## Instruction
Render the material as a JSON list of strings, one string per line and no strings for blank lines.

===== The data

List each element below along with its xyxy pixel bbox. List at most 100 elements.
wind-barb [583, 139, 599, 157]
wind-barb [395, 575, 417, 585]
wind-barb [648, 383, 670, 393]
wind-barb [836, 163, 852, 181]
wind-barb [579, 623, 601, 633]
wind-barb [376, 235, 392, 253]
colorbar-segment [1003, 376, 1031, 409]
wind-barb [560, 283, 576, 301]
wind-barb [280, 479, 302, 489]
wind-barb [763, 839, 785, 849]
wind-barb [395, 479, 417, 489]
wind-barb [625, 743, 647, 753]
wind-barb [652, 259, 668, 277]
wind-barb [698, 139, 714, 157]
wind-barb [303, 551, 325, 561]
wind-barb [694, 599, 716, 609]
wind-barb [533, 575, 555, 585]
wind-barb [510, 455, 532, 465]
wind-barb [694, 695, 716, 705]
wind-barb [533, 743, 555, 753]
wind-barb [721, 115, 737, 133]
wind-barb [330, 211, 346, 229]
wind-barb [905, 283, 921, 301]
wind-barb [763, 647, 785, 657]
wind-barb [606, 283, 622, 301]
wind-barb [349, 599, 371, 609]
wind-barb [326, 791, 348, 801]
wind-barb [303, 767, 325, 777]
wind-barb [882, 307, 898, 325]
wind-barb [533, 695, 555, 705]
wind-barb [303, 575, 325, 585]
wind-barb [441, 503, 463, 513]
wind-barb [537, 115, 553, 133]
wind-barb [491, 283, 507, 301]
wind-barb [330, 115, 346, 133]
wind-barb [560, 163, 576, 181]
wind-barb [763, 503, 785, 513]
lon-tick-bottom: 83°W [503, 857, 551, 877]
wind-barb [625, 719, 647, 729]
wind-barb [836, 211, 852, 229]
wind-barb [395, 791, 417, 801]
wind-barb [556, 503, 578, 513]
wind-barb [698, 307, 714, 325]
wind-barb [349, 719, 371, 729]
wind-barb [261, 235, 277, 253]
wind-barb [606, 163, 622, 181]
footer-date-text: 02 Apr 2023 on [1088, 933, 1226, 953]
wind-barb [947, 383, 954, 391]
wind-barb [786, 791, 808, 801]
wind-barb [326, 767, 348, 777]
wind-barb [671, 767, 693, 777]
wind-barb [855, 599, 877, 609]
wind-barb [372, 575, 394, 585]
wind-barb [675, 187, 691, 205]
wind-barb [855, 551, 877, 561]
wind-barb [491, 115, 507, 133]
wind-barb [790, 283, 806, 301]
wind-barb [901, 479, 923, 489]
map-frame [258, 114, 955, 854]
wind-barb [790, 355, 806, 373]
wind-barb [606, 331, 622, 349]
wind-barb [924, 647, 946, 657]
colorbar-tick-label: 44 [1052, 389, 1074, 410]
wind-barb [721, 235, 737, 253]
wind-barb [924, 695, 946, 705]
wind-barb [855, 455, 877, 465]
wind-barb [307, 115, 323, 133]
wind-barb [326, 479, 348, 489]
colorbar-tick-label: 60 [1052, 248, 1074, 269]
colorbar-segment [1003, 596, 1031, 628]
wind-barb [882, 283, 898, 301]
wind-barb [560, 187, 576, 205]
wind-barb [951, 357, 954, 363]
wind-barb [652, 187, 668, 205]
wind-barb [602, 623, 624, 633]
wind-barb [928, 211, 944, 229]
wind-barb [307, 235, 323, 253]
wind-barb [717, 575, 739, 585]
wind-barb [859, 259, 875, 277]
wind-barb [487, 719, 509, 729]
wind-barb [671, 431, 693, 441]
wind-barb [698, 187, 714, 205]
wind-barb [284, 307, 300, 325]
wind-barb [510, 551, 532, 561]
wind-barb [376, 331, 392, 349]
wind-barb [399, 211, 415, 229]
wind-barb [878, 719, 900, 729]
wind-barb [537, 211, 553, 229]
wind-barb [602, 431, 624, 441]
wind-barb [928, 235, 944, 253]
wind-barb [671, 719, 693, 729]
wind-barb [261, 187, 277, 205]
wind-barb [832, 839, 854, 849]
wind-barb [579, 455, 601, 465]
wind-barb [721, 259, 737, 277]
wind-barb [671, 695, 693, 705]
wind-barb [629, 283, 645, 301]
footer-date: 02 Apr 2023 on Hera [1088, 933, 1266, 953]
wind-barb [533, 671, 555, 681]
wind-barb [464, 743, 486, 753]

==========

## Complete output
[
  "List each element below along with its xyxy pixel bbox. List at most 100 elements.",
  "wind-barb [583, 139, 599, 157]",
  "wind-barb [395, 575, 417, 585]",
  "wind-barb [648, 383, 670, 393]",
  "wind-barb [836, 163, 852, 181]",
  "wind-barb [579, 623, 601, 633]",
  "wind-barb [376, 235, 392, 253]",
  "colorbar-segment [1003, 376, 1031, 409]",
  "wind-barb [560, 283, 576, 301]",
  "wind-barb [280, 479, 302, 489]",
  "wind-barb [763, 839, 785, 849]",
  "wind-barb [395, 479, 417, 489]",
  "wind-barb [625, 743, 647, 753]",
  "wind-barb [652, 259, 668, 277]",
  "wind-barb [698, 139, 714, 157]",
  "wind-barb [303, 551, 325, 561]",
  "wind-barb [694, 599, 716, 609]",
  "wind-barb [533, 575, 555, 585]",
  "wind-barb [510, 455, 532, 465]",
  "wind-barb [694, 695, 716, 705]",
  "wind-barb [533, 743, 555, 753]",
  "wind-barb [721, 115, 737, 133]",
  "wind-barb [330, 211, 346, 229]",
  "wind-barb [905, 283, 921, 301]",
  "wind-barb [763, 647, 785, 657]",
  "wind-barb [606, 283, 622, 301]",
  "wind-barb [349, 599, 371, 609]",
  "wind-barb [326, 791, 348, 801]",
  "wind-barb [303, 767, 325, 777]",
  "wind-barb [882, 307, 898, 325]",
  "wind-barb [533, 695, 555, 705]",
  "wind-barb [303, 575, 325, 585]",
  "wind-barb [441, 503, 463, 513]",
  "wind-barb [537, 115, 553, 133]",
  "wind-barb [491, 283, 507, 301]",
  "wind-barb [330, 115, 346, 133]",
  "wind-barb [560, 163, 576, 181]",
  "wind-barb [763, 503, 785, 513]",
  "lon-tick-bottom: 83°W [503, 857, 551, 877]",
  "wind-barb [625, 719, 647, 729]",
  "wind-barb [836, 211, 852, 229]",
  "wind-barb [395, 791, 417, 801]",
  "wind-barb [556, 503, 578, 513]",
  "wind-barb [698, 307, 714, 325]",
  "wind-barb [349, 719, 371, 729]",
  "wind-barb [261, 235, 277, 253]",
  "wind-barb [606, 163, 622, 181]",
  "footer-date-text: 02 Apr 2023 on [1088, 933, 1226, 953]",
  "wind-barb [947, 383, 954, 391]",
  "wind-barb [786, 791, 808, 801]",
  "wind-barb [326, 767, 348, 777]",
  "wind-barb [671, 767, 693, 777]",
  "wind-barb [855, 599, 877, 609]",
  "wind-barb [372, 575, 394, 585]",
  "wind-barb [675, 187, 691, 205]",
  "wind-barb [855, 551, 877, 561]",
  "wind-barb [491, 115, 507, 133]",
  "wind-barb [790, 283, 806, 301]",
  "wind-barb [901, 479, 923, 489]",
  "map-frame [258, 114, 955, 854]",
  "wind-barb [790, 355, 806, 373]",
  "wind-barb [606, 331, 622, 349]",
  "wind-barb [924, 647, 946, 657]",
  "colorbar-tick-label: 44 [1052, 389, 1074, 410]",
  "wind-barb [721, 235, 737, 253]",
  "wind-barb [924, 695, 946, 705]",
  "wind-barb [855, 455, 877, 465]",
  "wind-barb [307, 115, 323, 133]",
  "wind-barb [326, 479, 348, 489]",
  "colorbar-tick-label: 60 [1052, 248, 1074, 269]",
  "colorbar-segment [1003, 596, 1031, 628]",
  "wind-barb [882, 283, 898, 301]",
  "wind-barb [560, 187, 576, 205]",
  "wind-barb [951, 357, 954, 363]",
  "wind-barb [652, 187, 668, 205]",
  "wind-barb [602, 623, 624, 633]",
  "wind-barb [928, 211, 944, 229]",
  "wind-barb [307, 235, 323, 253]",
  "wind-barb [717, 575, 739, 585]",
  "wind-barb [859, 259, 875, 277]",
  "wind-barb [487, 719, 509, 729]",
  "wind-barb [671, 431, 693, 441]",
  "wind-barb [698, 187, 714, 205]",
  "wind-barb [284, 307, 300, 325]",
  "wind-barb [510, 551, 532, 561]",
  "wind-barb [376, 331, 392, 349]",
  "wind-barb [399, 211, 415, 229]",
  "wind-barb [878, 719, 900, 729]",
  "wind-barb [537, 211, 553, 229]",
  "wind-barb [602, 431, 624, 441]",
  "wind-barb [928, 235, 944, 253]",
  "wind-barb [671, 719, 693, 729]",
  "wind-barb [261, 187, 277, 205]",
  "wind-barb [832, 839, 854, 849]",
  "wind-barb [579, 455, 601, 465]",
  "wind-barb [721, 259, 737, 277]",
  "wind-barb [671, 695, 693, 705]",
  "wind-barb [629, 283, 645, 301]",
  "footer-date: 02 Apr 2023 on Hera [1088, 933, 1266, 953]",
  "wind-barb [533, 671, 555, 681]",
  "wind-barb [464, 743, 486, 753]"
]